:: The exercise ::
Which lines hold the word "dissipation"? Copy each one.

:: Records shown ::
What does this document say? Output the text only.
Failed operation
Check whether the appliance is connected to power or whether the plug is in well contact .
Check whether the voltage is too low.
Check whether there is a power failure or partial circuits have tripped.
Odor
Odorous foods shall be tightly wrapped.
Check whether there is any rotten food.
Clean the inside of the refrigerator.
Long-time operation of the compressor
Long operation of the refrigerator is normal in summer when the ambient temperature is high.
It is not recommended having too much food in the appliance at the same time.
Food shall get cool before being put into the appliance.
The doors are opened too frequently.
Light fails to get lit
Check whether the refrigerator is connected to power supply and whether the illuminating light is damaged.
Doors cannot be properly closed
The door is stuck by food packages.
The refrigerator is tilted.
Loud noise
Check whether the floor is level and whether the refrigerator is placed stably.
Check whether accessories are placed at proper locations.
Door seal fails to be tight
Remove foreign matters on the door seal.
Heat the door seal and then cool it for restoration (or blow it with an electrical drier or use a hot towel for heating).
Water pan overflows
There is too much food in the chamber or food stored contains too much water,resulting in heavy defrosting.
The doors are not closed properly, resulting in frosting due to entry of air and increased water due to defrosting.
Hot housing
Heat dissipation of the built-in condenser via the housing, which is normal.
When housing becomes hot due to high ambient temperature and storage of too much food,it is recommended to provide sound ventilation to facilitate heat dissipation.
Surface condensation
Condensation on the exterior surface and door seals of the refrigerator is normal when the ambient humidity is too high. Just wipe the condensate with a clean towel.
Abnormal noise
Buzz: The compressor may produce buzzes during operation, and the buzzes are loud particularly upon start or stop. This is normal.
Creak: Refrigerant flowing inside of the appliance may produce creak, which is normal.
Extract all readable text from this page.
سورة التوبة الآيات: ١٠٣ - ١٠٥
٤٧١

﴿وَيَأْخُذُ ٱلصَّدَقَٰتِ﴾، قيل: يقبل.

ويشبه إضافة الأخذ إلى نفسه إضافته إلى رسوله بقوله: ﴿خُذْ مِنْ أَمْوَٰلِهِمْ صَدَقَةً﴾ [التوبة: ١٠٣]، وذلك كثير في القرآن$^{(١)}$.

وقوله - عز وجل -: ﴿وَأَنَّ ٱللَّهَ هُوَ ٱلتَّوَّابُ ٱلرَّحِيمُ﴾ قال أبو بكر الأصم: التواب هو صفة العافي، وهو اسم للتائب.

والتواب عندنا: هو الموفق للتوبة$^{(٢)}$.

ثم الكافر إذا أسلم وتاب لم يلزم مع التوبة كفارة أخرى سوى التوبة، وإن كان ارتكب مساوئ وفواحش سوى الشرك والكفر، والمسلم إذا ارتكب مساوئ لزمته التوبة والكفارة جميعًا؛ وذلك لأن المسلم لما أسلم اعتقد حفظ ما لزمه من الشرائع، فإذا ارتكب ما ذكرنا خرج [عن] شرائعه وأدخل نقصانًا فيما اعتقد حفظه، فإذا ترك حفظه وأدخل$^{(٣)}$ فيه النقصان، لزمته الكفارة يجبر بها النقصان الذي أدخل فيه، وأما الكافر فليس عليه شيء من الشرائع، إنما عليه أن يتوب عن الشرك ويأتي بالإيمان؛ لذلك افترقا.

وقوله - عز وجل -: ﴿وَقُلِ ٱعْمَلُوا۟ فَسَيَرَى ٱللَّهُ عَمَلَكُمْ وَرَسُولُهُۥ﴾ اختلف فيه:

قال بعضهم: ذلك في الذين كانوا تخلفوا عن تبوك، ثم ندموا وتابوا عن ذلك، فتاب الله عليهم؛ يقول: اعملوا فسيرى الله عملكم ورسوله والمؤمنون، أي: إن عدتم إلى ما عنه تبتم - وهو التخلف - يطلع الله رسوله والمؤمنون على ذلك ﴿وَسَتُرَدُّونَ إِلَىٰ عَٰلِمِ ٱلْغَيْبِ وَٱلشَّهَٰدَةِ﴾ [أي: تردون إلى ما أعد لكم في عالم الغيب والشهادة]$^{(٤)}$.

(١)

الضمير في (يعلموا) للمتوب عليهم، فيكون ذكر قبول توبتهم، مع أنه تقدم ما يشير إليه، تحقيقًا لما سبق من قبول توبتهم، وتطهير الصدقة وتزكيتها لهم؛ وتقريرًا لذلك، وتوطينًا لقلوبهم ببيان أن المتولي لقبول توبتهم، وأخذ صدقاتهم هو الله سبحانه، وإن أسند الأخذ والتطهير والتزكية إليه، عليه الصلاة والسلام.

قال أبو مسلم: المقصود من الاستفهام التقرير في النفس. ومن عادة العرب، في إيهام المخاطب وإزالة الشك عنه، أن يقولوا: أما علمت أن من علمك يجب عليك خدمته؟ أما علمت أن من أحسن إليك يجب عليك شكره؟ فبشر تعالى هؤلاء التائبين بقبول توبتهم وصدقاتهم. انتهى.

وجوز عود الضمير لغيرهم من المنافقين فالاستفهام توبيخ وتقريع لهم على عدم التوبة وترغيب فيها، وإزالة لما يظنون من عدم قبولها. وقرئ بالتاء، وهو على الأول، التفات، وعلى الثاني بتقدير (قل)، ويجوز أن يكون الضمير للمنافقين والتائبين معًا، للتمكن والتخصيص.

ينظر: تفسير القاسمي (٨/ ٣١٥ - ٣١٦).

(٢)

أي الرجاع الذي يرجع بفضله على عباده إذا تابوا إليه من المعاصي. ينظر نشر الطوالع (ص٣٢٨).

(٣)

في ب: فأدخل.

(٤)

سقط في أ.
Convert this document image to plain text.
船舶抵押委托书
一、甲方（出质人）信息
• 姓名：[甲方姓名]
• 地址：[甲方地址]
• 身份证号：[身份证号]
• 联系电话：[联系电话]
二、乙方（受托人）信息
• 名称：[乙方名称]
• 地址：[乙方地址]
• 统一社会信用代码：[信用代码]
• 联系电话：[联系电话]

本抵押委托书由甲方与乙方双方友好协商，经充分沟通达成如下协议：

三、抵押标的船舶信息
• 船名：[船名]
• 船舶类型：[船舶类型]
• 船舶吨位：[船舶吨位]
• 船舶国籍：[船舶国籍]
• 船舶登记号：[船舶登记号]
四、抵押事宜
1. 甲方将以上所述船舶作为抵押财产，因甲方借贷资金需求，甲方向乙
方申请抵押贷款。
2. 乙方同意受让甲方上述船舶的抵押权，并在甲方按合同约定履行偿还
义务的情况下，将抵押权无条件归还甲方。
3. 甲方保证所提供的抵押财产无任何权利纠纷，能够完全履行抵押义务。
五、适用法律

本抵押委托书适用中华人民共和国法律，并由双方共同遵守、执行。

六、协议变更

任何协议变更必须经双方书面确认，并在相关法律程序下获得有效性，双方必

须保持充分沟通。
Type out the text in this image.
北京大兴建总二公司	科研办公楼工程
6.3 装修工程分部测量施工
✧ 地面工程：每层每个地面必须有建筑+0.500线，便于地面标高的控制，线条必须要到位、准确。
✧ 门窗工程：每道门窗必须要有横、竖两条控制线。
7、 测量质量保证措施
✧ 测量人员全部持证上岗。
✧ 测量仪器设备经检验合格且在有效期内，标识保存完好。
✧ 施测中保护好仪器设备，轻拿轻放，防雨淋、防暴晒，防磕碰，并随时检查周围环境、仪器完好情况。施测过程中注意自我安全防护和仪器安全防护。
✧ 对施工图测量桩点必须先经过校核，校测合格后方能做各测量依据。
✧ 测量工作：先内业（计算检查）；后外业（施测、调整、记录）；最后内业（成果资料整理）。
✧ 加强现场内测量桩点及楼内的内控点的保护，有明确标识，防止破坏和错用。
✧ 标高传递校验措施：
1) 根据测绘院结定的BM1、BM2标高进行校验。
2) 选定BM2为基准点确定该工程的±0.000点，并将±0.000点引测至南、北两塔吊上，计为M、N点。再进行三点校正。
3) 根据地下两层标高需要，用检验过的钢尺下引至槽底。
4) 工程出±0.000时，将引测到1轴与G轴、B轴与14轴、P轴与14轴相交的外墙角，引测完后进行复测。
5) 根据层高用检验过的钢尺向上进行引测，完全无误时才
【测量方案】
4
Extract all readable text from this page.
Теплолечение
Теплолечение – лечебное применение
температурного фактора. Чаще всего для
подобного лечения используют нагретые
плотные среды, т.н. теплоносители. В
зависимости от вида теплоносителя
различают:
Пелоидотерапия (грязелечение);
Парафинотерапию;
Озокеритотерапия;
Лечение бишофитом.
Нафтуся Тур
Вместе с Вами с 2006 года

:: Finished answer ::
Heat dissipation of the built-in condenser via the housing, which is normal.
When housing becomes hot due to high ambient temperature and storage of too much food,it is recommended to provide sound ventilation to facilitate heat dissipation.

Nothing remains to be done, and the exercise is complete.